◆ WORK ITEM:
In the strengths and limitations summary below, write out the passage starting with "Strengths and Limitations" and going on through "of clinical appropriateness.", switching "ROUGE" to "BLEU".

◆ TEXT BLOCK:

....................

Strengths and Limitations

Strengths:

  • Clear iterative, dynamic few-shot prompting with feedback loops; produced interpretable patient clusters consistent with ICD-10 categories.
  • Used ICU EHR data containing granular medication elements (drug, dose, route, timing), and clinician review confirmed generally plausible formatting and syntax of generated regimens.

Limitations:

  • Single-center, retrospective cohort with limited inputs (no laboratory results, vital sign time series, or fine-grained temporal data) and pronounced mortality-class imbalance (46 deaths), which reduces generalizability and degrades precision.
  • Medication-regimen evaluation relied on ROUGE applied to drug names only; variable medication string formats and the absence of a prospective, expert-validated ground truth limit assessment of clinical appropriateness.

Bottom Line

PharmacyGPT is ready for supervised pilot use as an advisory triage and drafting aid to prioritize pharmacist review, but it is not appropriate for autonomous ordering without structured validation, prospective evaluation, and medication-specific performance metrics.

....................

Records from a collection
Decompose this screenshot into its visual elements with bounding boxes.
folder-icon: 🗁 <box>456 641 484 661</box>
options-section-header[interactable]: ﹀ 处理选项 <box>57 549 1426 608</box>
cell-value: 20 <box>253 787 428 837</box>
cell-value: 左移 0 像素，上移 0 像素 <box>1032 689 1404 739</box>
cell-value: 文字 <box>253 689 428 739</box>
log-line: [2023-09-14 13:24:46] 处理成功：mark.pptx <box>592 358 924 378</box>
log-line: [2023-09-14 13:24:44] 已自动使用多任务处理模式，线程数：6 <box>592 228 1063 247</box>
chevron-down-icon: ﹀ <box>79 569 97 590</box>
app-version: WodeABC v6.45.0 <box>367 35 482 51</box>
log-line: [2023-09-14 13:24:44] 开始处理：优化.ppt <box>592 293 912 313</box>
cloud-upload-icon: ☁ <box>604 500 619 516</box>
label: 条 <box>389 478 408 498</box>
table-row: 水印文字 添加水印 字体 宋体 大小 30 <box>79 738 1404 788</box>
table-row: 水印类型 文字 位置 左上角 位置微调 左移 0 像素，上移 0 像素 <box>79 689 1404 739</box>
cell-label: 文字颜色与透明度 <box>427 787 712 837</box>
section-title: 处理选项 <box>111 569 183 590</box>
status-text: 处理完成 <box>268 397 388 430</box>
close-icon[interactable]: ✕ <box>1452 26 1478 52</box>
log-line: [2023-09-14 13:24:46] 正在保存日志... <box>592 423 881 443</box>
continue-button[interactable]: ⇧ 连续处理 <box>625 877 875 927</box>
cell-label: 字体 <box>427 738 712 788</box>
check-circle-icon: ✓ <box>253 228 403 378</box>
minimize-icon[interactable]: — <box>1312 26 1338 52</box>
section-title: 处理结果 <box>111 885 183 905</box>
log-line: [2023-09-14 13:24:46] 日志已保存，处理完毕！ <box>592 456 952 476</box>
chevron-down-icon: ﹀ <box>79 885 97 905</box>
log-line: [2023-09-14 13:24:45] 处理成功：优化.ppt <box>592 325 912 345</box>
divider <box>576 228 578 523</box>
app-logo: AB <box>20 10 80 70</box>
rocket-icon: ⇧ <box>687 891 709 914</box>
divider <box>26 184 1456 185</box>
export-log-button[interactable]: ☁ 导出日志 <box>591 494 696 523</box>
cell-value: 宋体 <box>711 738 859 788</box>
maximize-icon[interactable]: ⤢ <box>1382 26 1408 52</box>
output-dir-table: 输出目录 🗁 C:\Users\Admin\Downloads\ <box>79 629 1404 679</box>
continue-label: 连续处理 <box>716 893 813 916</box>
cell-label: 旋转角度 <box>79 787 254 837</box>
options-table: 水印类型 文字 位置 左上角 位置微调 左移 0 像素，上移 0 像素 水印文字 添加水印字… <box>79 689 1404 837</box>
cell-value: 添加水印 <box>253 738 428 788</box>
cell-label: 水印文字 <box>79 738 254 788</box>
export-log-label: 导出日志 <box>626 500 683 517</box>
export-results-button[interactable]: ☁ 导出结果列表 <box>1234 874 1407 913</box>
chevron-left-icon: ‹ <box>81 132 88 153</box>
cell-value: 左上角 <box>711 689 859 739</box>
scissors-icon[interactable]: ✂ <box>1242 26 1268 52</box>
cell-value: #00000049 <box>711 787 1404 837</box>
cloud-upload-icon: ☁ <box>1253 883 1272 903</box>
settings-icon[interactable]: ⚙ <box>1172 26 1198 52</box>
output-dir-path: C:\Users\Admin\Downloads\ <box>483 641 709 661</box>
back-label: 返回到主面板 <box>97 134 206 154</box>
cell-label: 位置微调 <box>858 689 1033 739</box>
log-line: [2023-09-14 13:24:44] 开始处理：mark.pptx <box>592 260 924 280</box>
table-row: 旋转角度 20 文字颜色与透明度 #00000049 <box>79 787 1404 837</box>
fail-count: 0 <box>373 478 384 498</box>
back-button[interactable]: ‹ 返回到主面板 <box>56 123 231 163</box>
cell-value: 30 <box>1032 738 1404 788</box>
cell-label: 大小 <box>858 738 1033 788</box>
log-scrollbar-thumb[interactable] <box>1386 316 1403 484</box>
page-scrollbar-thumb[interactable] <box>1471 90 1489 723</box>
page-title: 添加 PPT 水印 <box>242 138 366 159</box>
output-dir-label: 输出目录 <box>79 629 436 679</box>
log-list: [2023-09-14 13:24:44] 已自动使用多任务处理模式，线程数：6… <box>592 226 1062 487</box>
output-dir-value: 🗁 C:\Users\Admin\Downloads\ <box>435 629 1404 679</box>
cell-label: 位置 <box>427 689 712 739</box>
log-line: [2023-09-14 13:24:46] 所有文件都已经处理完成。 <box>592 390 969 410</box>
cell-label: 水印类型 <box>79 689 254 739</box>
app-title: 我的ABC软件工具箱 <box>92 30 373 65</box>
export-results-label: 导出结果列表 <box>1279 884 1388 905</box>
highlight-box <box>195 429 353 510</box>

....................

◆ RESPONSE TO THE TASK:
Strengths and Limitations

Strengths:

  • Clear iterative, dynamic few-shot prompting with feedback loops; produced interpretable patient clusters consistent with ICD-10 categories.
  • Used ICU EHR data containing granular medication elements (drug, dose, route, timing), and clinician review confirmed generally plausible formatting and syntax of generated regimens.

Limitations:

  • Single-center, retrospective cohort with limited inputs (no laboratory results, vital sign time series, or fine-grained temporal data) and pronounced mortality-class imbalance (46 deaths), which reduces generalizability and degrades precision.
  • Medication-regimen evaluation relied on BLEU applied to drug names only; variable medication string formats and the absence of a prospective, expert-validated ground truth limit assessment of clinical appropriateness.